Look through the lines below and extract each one that contains "Styles".

%%

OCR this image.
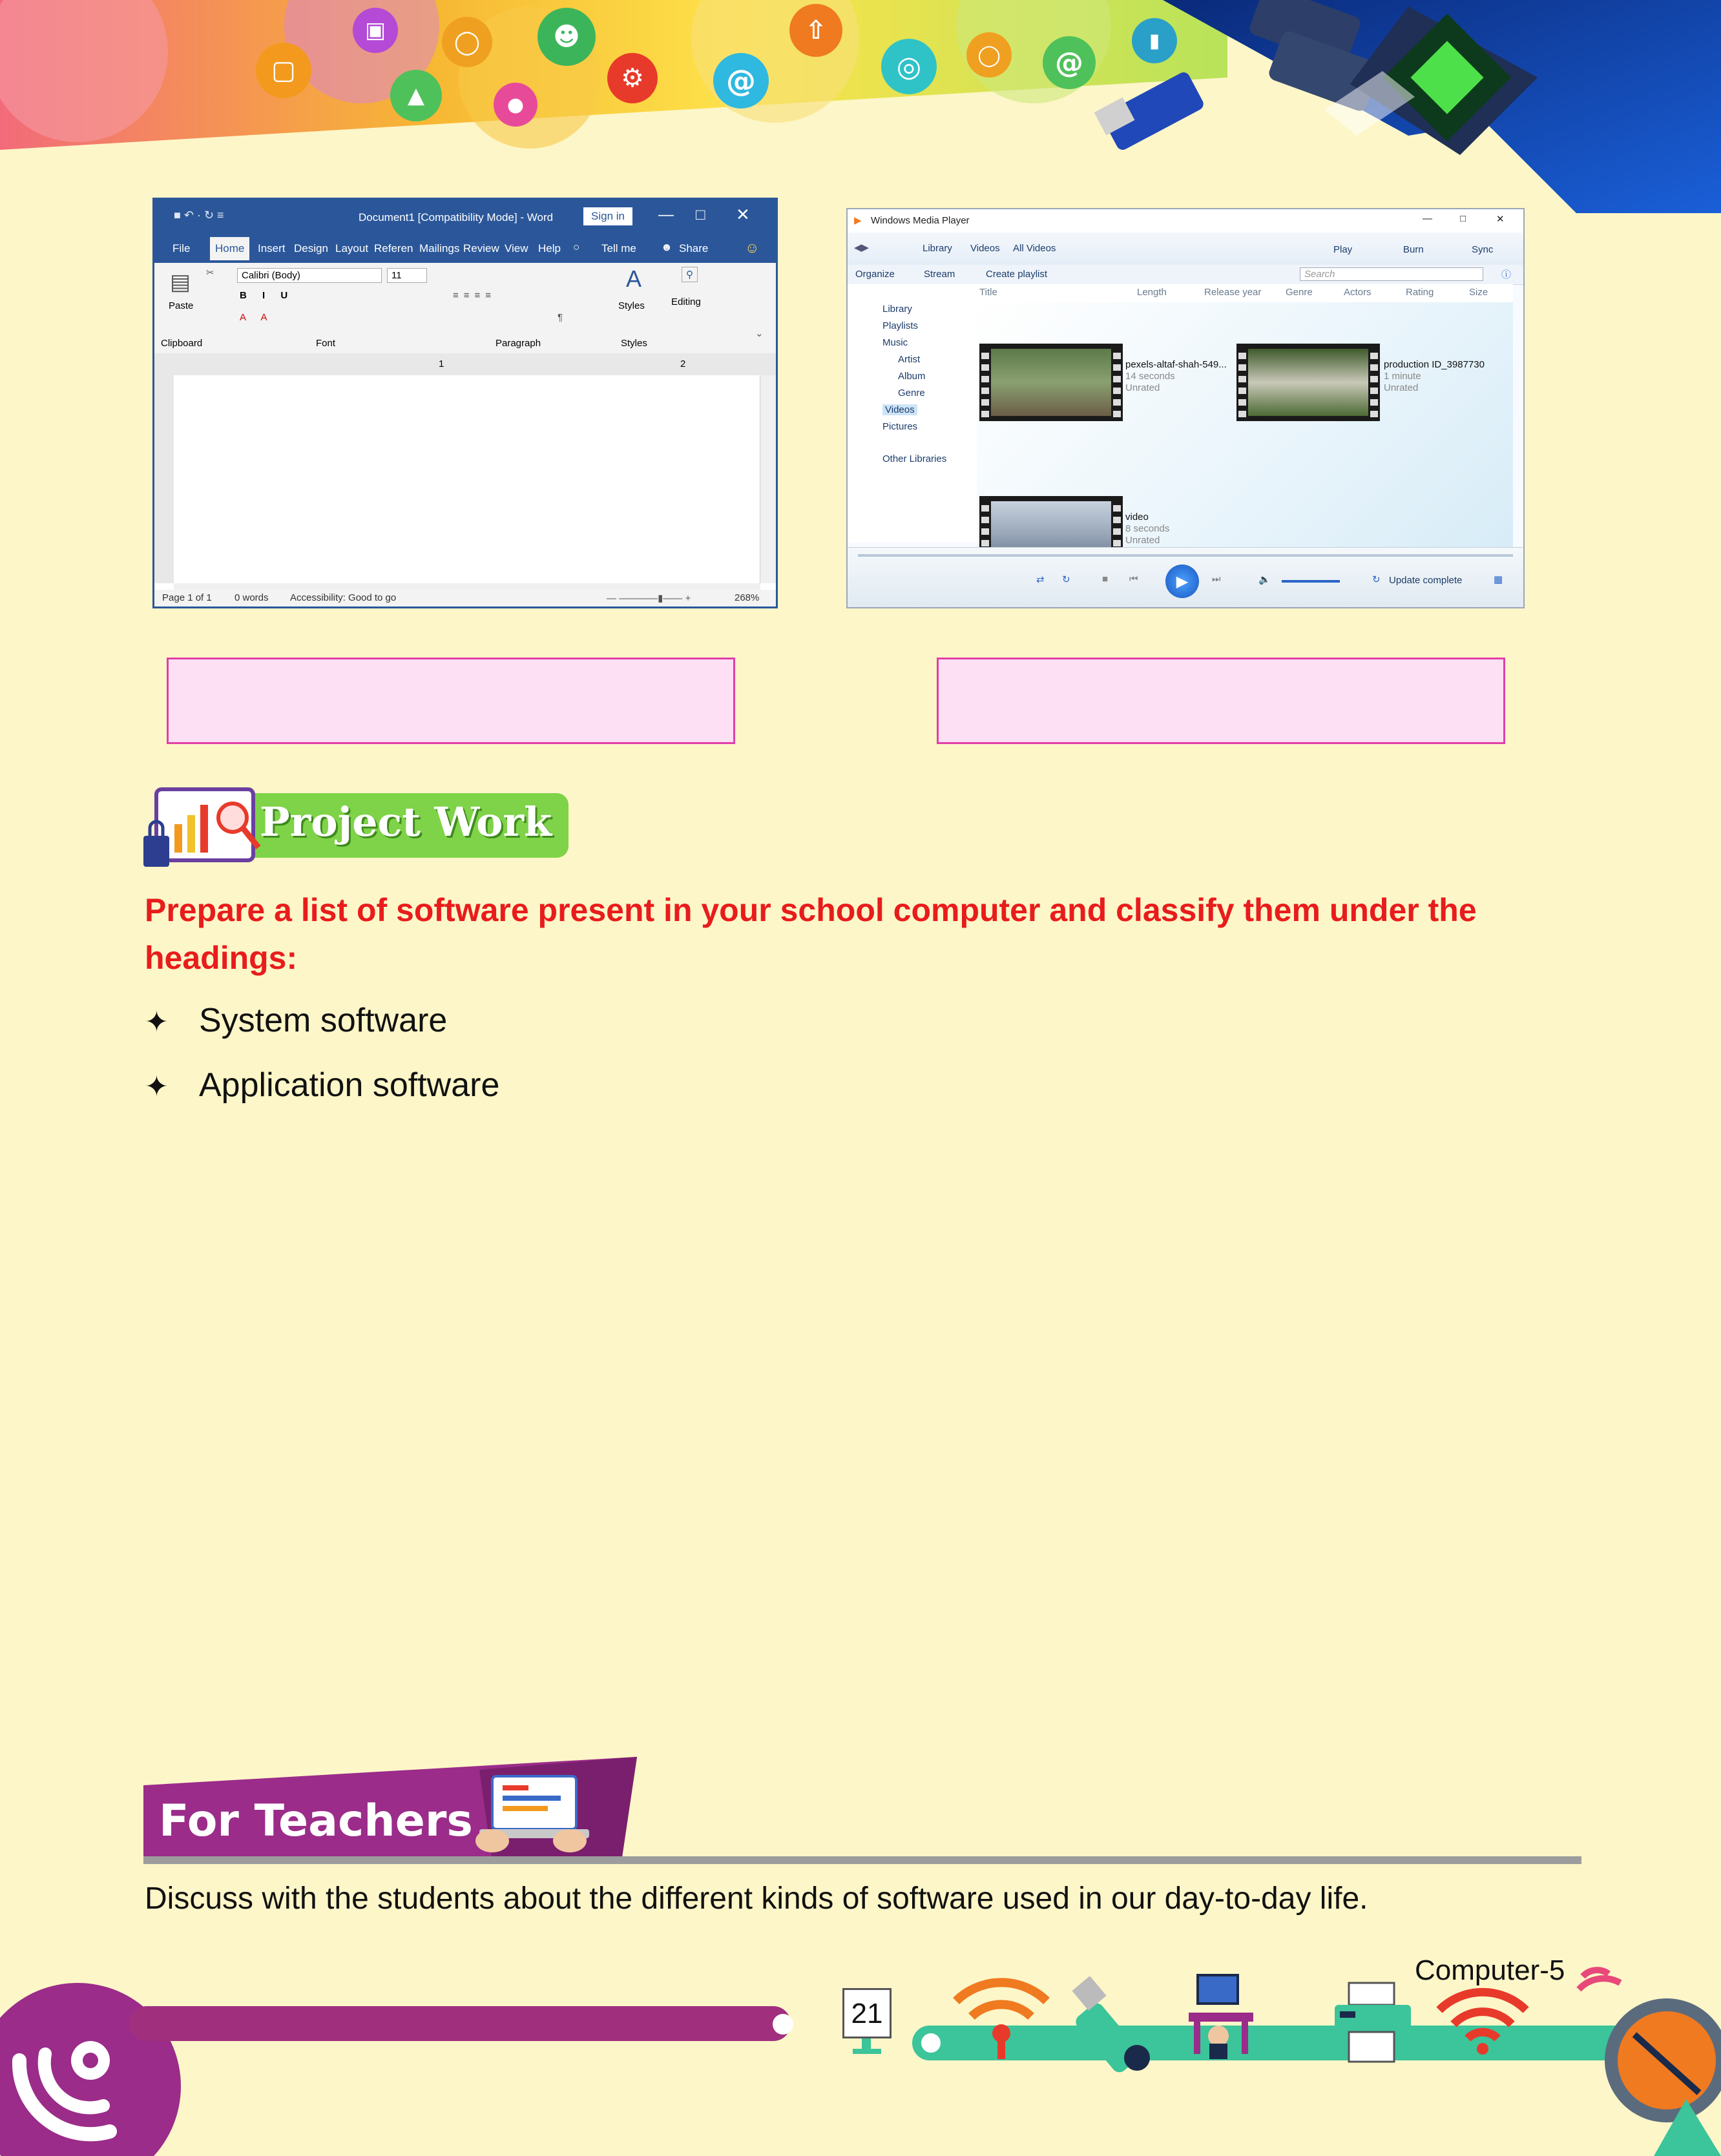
▢
▣
▲
◯	☻
●
⚙	@
⇧
◎	◯	@
▮
■ ↶ · ↻ ≡	Document1 [Compatibility Mode] - Word	Sign in	— □ ✕
File	Home	Insert Design Layout Referen Mailings Review View Help ○ Tell me ☻ Share	☺
▤
Paste
✂	Calibri (Body)	11
B I U
A A
≡≡≡≡
¶
A
Styles
⚲
Editing
Clipboard	Font	Paragraph	Styles
⌄
1	2
Page 1 of 1 0 words Accessibility: Good to go	— ————▮—— +	268%
▶ Windows Media Player	—	□	✕
◀▶	Library Videos All Videos	Play	Burn	Sync
Organize	Stream	Create playlist	Search	ⓘ
Title	Length	Release year	Genre	Actors	Rating	Size
Library
Playlists
Music
Artist
Album
Genre
Videos
Pictures
Other Libraries
pexels-altaf-shah-549...
14 seconds
Unrated
production ID_3987730
1 minute
Unrated
video
8 seconds
Unrated
⇄ ↻	■ ⏮	▶	⏭	🔈	↻ Update complete	▦
Project Work
Prepare a list of software present in your school computer and classify them under the headings:
✦ System software
✦ Application software
For Teachers
Discuss with the students about the different kinds of software used in our day-to-day life.
21
Computer-5
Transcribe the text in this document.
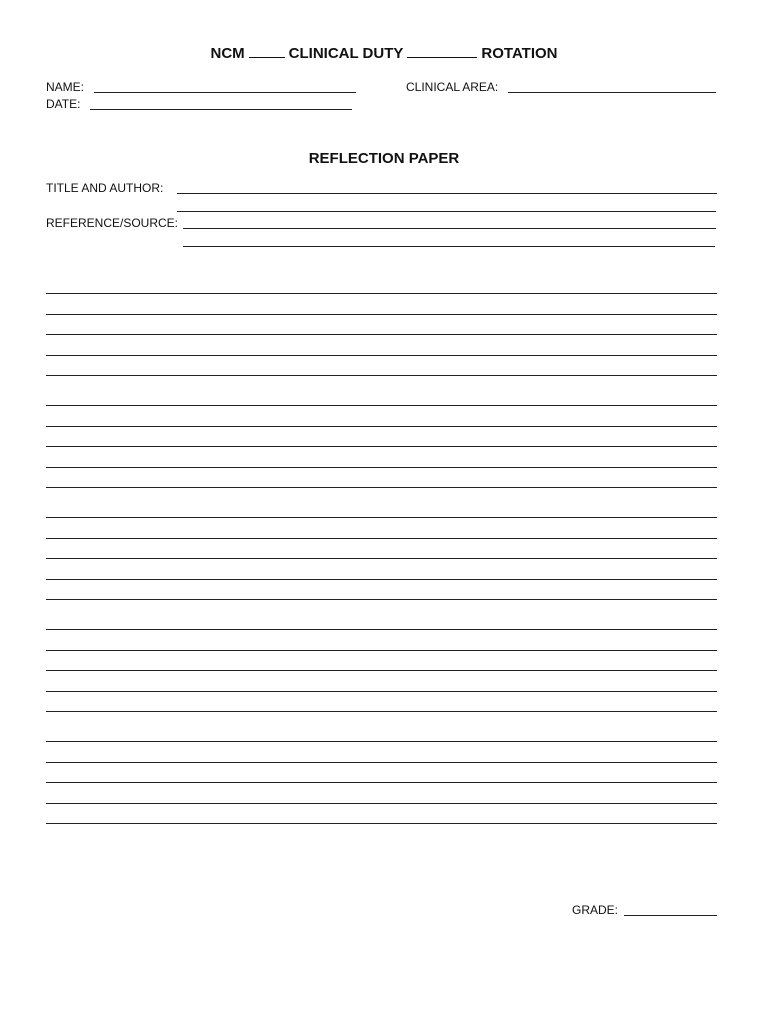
NCM	CLINICAL DUTY	ROTATION
NAME:	CLINICAL AREA:
DATE:
REFLECTION PAPER
TITLE AND AUTHOR:
REFERENCE/SOURCE:
GRADE:
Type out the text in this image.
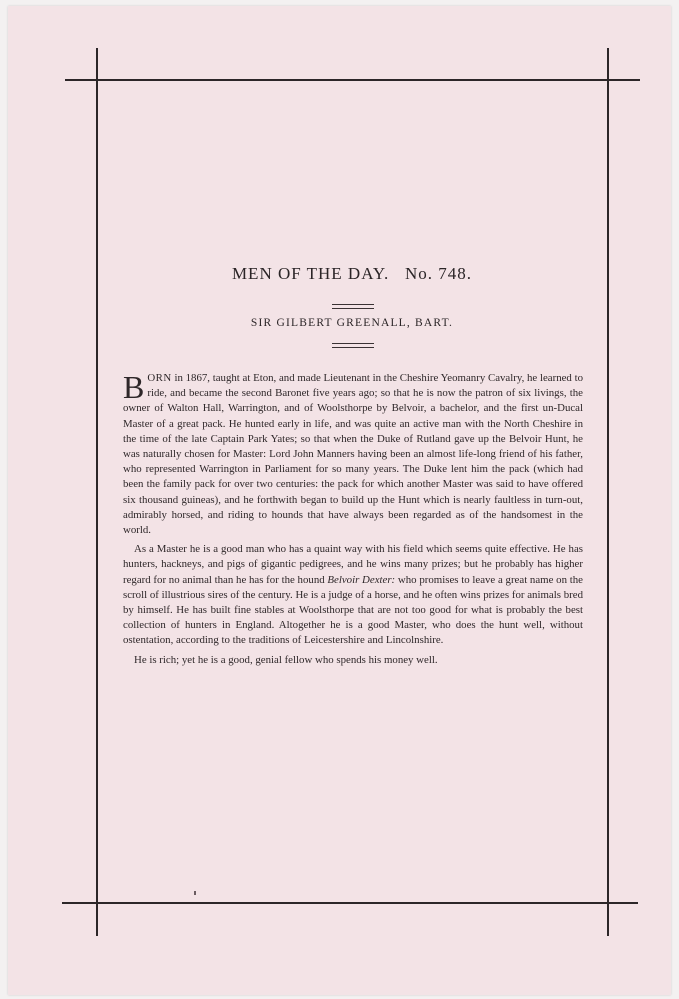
MEN OF THE DAY.   No. 748.
SIR GILBERT GREENALL, BART.

BORN in 1867, taught at Eton, and made Lieutenant in the Cheshire Yeomanry Cavalry, he learned to ride, and became the second Baronet five years ago; so that he is now the patron of six livings, the owner of Walton Hall, Warrington, and of Woolsthorpe by Belvoir, a bachelor, and the first un-Ducal Master of a great pack. He hunted early in life, and was quite an active man with the North Cheshire in the time of the late Captain Park Yates; so that when the Duke of Rutland gave up the Belvoir Hunt, he was naturally chosen for Master: Lord John Manners having been an almost life-long friend of his father, who represented Warrington in Parliament for so many years. The Duke lent him the pack (which had been the family pack for over two centuries: the pack for which another Master was said to have offered six thousand guineas), and he forthwith began to build up the Hunt which is nearly faultless in turn-out, admirably horsed, and riding to hounds that have always been regarded as of the handsomest in the world.

As a Master he is a good man who has a quaint way with his field which seems quite effective. He has hunters, hackneys, and pigs of gigantic pedigrees, and he wins many prizes; but he probably has higher regard for no animal than he has for the hound Belvoir Dexter: who promises to leave a great name on the scroll of illustrious sires of the century. He is a judge of a horse, and he often wins prizes for animals bred by himself. He has built fine stables at Woolsthorpe that are not too good for what is probably the best collection of hunters in England. Altogether he is a good Master, who does the hunt well, without ostentation, according to the traditions of Leicestershire and Lincolnshire.

He is rich; yet he is a good, genial fellow who spends his money well.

%%

▸ Solved exercise
Styles
Clipboard	Font	Paragraph	Styles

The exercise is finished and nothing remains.